**WHAT YOU WILL DO:** Extract the entries in their exact form.

Stored items
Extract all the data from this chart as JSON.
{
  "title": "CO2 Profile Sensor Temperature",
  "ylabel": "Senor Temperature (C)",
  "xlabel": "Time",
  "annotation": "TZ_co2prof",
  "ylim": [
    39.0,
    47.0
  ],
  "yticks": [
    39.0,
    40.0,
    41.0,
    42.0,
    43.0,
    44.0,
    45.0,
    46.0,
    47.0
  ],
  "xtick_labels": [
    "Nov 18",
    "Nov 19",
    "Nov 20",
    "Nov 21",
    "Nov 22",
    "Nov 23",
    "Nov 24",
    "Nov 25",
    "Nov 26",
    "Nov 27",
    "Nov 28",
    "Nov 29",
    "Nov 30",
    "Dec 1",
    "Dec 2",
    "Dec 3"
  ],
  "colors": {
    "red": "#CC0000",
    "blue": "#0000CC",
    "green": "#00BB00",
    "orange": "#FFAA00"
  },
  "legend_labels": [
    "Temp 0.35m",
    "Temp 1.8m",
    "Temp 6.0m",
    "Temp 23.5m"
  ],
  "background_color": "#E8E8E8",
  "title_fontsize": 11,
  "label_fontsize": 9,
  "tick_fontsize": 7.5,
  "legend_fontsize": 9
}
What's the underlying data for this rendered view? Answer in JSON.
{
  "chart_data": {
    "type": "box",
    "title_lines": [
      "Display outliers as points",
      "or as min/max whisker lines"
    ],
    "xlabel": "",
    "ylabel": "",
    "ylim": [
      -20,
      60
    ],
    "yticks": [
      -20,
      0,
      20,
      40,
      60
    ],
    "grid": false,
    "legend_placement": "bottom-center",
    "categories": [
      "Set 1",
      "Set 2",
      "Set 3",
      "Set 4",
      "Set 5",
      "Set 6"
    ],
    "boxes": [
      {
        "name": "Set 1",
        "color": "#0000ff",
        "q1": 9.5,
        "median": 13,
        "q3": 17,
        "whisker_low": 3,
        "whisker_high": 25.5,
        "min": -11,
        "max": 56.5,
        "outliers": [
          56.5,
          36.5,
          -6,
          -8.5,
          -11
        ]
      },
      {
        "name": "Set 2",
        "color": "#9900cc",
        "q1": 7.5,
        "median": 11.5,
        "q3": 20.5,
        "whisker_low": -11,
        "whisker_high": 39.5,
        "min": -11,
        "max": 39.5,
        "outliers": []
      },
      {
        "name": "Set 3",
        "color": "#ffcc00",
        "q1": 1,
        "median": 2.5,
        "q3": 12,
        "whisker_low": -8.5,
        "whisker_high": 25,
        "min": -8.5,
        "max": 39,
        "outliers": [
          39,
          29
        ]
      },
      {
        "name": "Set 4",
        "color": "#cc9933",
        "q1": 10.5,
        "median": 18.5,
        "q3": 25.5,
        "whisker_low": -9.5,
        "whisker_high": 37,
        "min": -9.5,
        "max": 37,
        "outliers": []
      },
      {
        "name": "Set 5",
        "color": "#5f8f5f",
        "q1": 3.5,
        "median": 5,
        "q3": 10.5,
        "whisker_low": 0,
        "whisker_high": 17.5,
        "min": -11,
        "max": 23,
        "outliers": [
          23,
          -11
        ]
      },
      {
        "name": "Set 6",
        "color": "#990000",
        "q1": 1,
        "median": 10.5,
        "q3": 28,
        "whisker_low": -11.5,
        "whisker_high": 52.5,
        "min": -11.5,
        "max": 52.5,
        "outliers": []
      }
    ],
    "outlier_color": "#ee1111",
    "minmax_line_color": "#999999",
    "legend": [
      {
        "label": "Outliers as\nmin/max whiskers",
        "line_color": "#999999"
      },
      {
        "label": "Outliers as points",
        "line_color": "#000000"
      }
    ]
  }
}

**TASK OUTPUT:**
Extract all the data from this chart as JSON.
{
  "title": "CO2 Profile Sensor Temperature",
  "ylabel": "Senor Temperature (C)",
  "xlabel": "Time",
  "annotation": "TZ_co2prof",
  "ylim": [
    39.0,
    47.0
  ],
  "yticks": [
    39.0,
    40.0,
    41.0,
    42.0,
    43.0,
    44.0,
    45.0,
    46.0,
    47.0
  ],
  "xtick_labels": [
    "Nov 18",
    "Nov 19",
    "Nov 20",
    "Nov 21",
    "Nov 22",
    "Nov 23",
    "Nov 24",
    "Nov 25",
    "Nov 26",
    "Nov 27",
    "Nov 28",
    "Nov 29",
    "Nov 30",
    "Dec 1",
    "Dec 2",
    "Dec 3"
  ],
  "colors": {
    "red": "#CC0000",
    "blue": "#0000CC",
    "green": "#00BB00",
    "orange": "#FFAA00"
  },
  "legend_labels": [
    "Temp 0.35m",
    "Temp 1.8m",
    "Temp 6.0m",
    "Temp 23.5m"
  ],
  "background_color": "#E8E8E8",
  "title_fontsize": 11,
  "label_fontsize": 9,
  "tick_fontsize": 7.5,
  "legend_fontsize": 9
}
What's the underlying data for this rendered view? Answer in JSON.
{
  "chart_data": {
    "type": "box",
    "title_lines": [
      "Display outliers as points",
      "or as min/max whisker lines"
    ],
    "xlabel": "",
    "ylabel": "",
    "ylim": [
      -20,
      60
    ],
    "yticks": [
      -20,
      0,
      20,
      40,
      60
    ],
    "grid": false,
    "legend_placement": "bottom-center",
    "categories": [
      "Set 1",
      "Set 2",
      "Set 3",
      "Set 4",
      "Set 5",
      "Set 6"
    ],
    "boxes": [
      {
        "name": "Set 1",
        "color": "#0000ff",
        "q1": 9.5,
        "median": 13,
        "q3": 17,
        "whisker_low": 3,
        "whisker_high": 25.5,
        "min": -11,
        "max": 56.5,
        "outliers": [
          56.5,
          36.5,
          -6,
          -8.5,
          -11
        ]
      },
      {
        "name": "Set 2",
        "color": "#9900cc",
        "q1": 7.5,
        "median": 11.5,
        "q3": 20.5,
        "whisker_low": -11,
        "whisker_high": 39.5,
        "min": -11,
        "max": 39.5,
        "outliers": []
      },
      {
        "name": "Set 3",
        "color": "#ffcc00",
        "q1": 1,
        "median": 2.5,
        "q3": 12,
        "whisker_low": -8.5,
        "whisker_high": 25,
        "min": -8.5,
        "max": 39,
        "outliers": [
          39,
          29
        ]
      },
      {
        "name": "Set 4",
        "color": "#cc9933",
        "q1": 10.5,
        "median": 18.5,
        "q3": 25.5,
        "whisker_low": -9.5,
        "whisker_high": 37,
        "min": -9.5,
        "max": 37,
        "outliers": []
      },
      {
        "name": "Set 5",
        "color": "#5f8f5f",
        "q1": 3.5,
        "median": 5,
        "q3": 10.5,
        "whisker_low": 0,
        "whisker_high": 17.5,
        "min": -11,
        "max": 23,
        "outliers": [
          23,
          -11
        ]
      },
      {
        "name": "Set 6",
        "color": "#990000",
        "q1": 1,
        "median": 10.5,
        "q3": 28,
        "whisker_low": -11.5,
        "whisker_high": 52.5,
        "min": -11.5,
        "max": 52.5,
        "outliers": []
      }
    ],
    "outlier_color": "#ee1111",
    "minmax_line_color": "#999999",
    "legend": [
      {
        "label": "Outliers as\nmin/max whiskers",
        "line_color": "#999999"
      },
      {
        "label": "Outliers as points",
        "line_color": "#000000"
      }
    ]
  }
}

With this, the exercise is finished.